• [What you need to do]:
The exercise asks you to copy every line below in which "this" appears.

━━━━━━

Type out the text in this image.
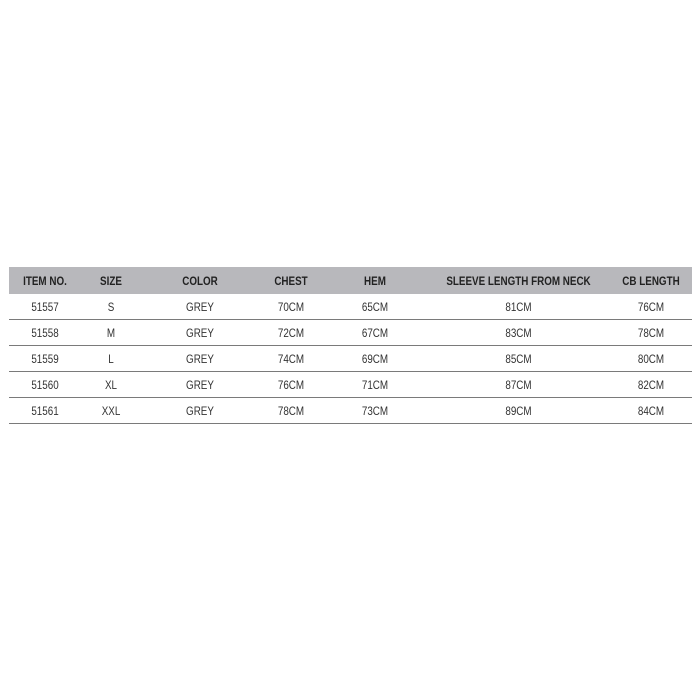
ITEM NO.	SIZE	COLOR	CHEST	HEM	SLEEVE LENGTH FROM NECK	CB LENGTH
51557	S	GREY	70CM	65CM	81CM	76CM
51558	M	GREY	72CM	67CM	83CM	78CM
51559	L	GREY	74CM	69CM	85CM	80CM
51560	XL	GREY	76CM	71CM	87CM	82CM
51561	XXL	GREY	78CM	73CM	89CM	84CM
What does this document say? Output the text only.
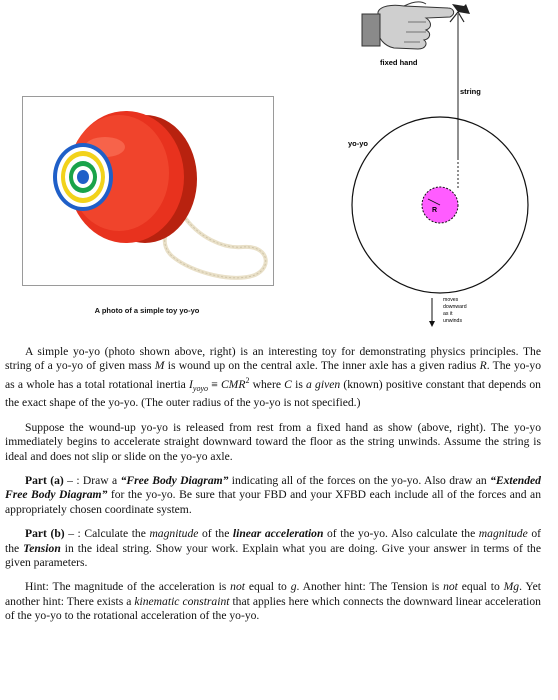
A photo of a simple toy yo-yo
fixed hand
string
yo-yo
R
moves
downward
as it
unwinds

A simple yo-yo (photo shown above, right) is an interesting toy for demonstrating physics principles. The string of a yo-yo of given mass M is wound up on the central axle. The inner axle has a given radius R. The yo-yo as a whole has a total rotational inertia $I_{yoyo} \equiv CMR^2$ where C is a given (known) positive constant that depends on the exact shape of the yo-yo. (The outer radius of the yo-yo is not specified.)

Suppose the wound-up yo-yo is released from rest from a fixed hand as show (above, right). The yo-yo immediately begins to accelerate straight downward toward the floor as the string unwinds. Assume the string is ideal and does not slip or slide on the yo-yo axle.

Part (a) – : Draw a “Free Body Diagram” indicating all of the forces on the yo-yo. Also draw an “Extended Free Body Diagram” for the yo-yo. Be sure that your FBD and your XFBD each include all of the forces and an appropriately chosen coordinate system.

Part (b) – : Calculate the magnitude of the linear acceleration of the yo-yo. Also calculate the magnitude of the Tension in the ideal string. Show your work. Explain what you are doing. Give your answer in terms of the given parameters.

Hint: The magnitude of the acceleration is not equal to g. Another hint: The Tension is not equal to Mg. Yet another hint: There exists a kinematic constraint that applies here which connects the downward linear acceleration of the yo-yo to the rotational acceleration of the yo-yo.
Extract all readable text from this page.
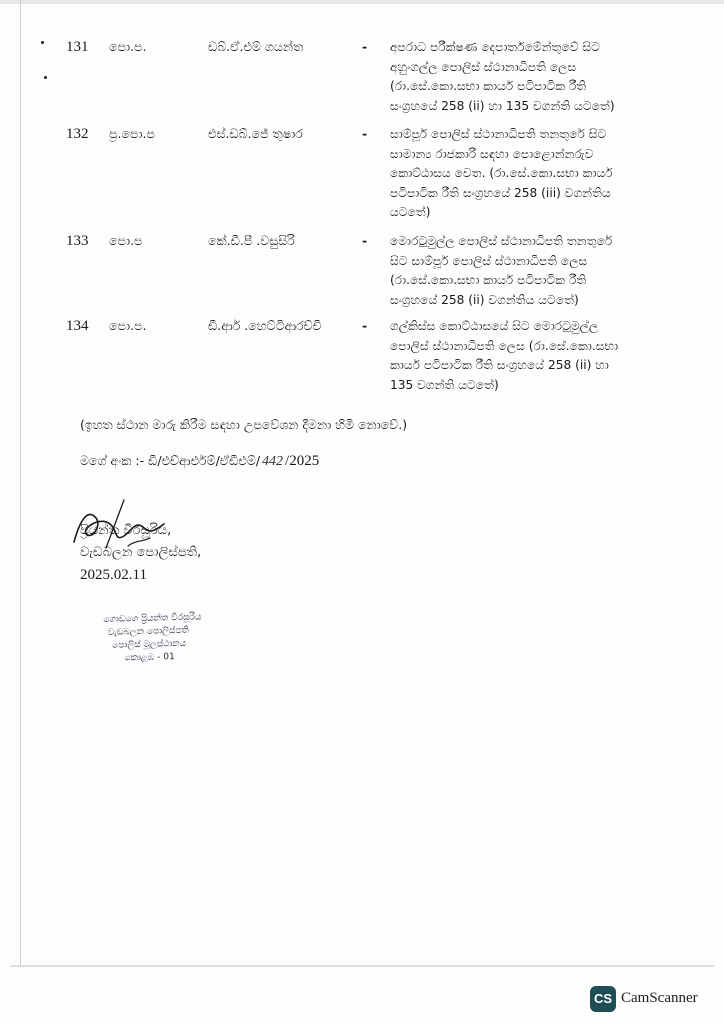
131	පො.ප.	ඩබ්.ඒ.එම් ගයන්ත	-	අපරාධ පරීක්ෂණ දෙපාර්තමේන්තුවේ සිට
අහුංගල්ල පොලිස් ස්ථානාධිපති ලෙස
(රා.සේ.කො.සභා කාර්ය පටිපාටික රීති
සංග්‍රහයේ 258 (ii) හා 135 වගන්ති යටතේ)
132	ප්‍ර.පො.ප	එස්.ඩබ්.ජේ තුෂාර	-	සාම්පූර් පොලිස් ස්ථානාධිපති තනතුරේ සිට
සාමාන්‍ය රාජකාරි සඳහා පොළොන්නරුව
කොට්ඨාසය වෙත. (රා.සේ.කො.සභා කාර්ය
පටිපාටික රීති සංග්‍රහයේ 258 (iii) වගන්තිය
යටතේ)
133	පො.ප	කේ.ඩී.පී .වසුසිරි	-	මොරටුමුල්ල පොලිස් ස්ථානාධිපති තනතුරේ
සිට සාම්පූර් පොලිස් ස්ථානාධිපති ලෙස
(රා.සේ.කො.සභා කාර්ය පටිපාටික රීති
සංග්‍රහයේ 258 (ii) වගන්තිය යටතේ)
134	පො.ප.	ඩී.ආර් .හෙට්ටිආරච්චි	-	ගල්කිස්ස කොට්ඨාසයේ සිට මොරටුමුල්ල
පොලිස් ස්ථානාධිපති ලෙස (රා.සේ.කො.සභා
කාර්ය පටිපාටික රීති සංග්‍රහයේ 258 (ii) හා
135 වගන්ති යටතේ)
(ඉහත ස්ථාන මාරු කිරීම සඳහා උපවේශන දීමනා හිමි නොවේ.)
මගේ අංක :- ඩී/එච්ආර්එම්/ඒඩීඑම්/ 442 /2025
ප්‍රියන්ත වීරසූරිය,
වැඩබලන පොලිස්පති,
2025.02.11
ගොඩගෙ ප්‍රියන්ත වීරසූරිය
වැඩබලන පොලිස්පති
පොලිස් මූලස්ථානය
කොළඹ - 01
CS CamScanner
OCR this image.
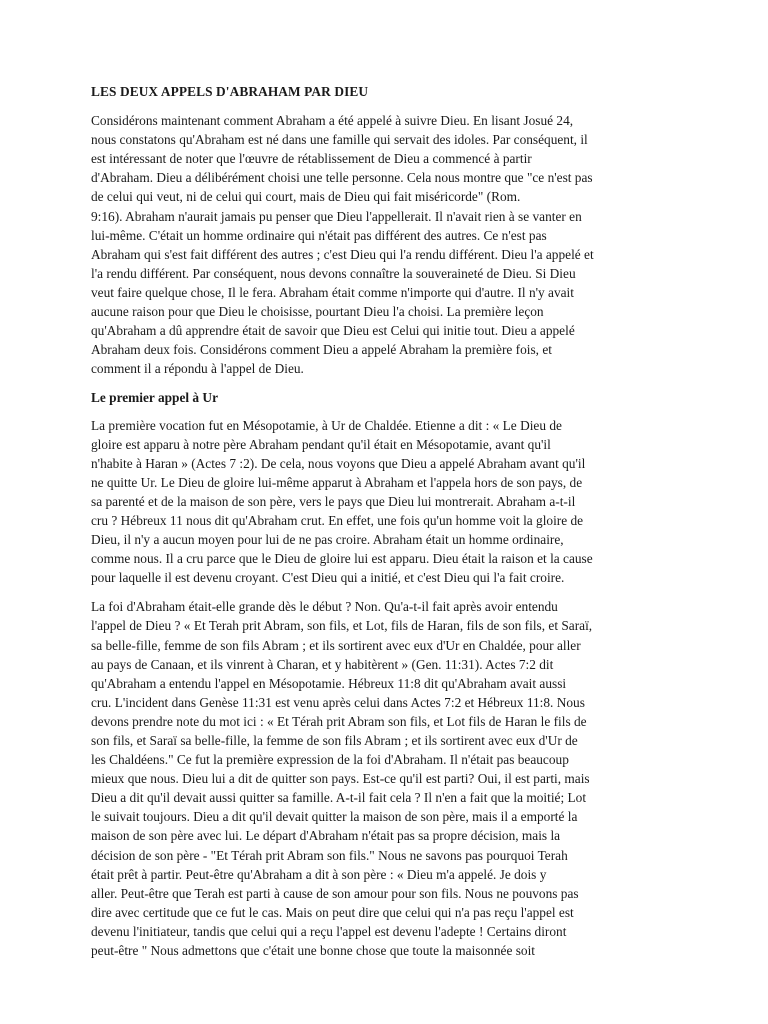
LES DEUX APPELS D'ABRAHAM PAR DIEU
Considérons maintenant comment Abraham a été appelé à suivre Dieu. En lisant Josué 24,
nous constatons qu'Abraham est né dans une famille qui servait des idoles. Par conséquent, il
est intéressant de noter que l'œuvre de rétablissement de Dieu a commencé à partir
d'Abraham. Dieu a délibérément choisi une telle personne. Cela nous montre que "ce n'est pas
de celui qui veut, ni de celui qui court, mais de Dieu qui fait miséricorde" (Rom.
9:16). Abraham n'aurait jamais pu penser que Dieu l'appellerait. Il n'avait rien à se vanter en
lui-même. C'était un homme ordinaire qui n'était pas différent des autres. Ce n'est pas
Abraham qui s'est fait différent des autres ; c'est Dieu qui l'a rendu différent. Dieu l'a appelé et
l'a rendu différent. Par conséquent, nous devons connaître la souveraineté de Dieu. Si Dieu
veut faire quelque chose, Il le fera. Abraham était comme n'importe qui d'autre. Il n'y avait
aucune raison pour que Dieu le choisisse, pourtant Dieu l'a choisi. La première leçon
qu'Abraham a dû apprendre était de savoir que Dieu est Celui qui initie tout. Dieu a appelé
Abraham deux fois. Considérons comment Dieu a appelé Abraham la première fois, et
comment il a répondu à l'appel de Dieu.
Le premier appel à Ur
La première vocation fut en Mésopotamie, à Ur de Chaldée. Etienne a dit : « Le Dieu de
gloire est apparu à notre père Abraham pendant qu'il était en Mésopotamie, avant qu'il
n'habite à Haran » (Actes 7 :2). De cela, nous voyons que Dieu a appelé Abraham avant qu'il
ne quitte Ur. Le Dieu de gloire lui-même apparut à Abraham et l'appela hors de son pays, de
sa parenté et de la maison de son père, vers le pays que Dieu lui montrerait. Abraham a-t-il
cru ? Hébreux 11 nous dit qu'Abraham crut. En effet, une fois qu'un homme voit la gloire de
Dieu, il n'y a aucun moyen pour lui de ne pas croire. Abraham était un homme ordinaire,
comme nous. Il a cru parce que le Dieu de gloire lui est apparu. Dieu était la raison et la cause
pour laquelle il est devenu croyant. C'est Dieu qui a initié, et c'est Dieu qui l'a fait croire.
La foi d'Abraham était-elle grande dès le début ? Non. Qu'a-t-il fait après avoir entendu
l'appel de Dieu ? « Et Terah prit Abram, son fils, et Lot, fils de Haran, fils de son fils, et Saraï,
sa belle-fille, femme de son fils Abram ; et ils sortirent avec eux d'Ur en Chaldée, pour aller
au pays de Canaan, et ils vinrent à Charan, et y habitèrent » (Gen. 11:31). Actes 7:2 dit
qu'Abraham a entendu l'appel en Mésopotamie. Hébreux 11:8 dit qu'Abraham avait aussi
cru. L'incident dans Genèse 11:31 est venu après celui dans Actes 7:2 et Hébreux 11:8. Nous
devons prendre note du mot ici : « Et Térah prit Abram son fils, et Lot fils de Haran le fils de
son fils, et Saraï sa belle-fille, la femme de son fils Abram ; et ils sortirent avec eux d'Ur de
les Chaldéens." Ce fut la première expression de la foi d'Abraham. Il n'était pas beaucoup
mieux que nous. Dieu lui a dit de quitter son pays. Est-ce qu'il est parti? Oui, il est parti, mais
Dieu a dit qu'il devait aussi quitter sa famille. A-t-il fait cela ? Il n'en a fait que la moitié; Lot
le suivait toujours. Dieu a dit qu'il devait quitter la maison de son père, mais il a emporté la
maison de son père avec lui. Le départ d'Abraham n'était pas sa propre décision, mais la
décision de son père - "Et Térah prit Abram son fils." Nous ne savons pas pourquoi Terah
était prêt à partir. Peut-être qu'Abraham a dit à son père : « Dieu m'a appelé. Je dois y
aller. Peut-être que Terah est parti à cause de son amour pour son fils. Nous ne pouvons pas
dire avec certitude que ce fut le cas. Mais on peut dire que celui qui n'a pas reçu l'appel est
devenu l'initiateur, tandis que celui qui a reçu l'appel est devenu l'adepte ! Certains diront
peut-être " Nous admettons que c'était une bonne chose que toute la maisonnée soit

━━━━━━

• [Response]:
Type out the text in this image.
What does this document say? Output the text only.
Extract all readable text from this page.
OCR this image.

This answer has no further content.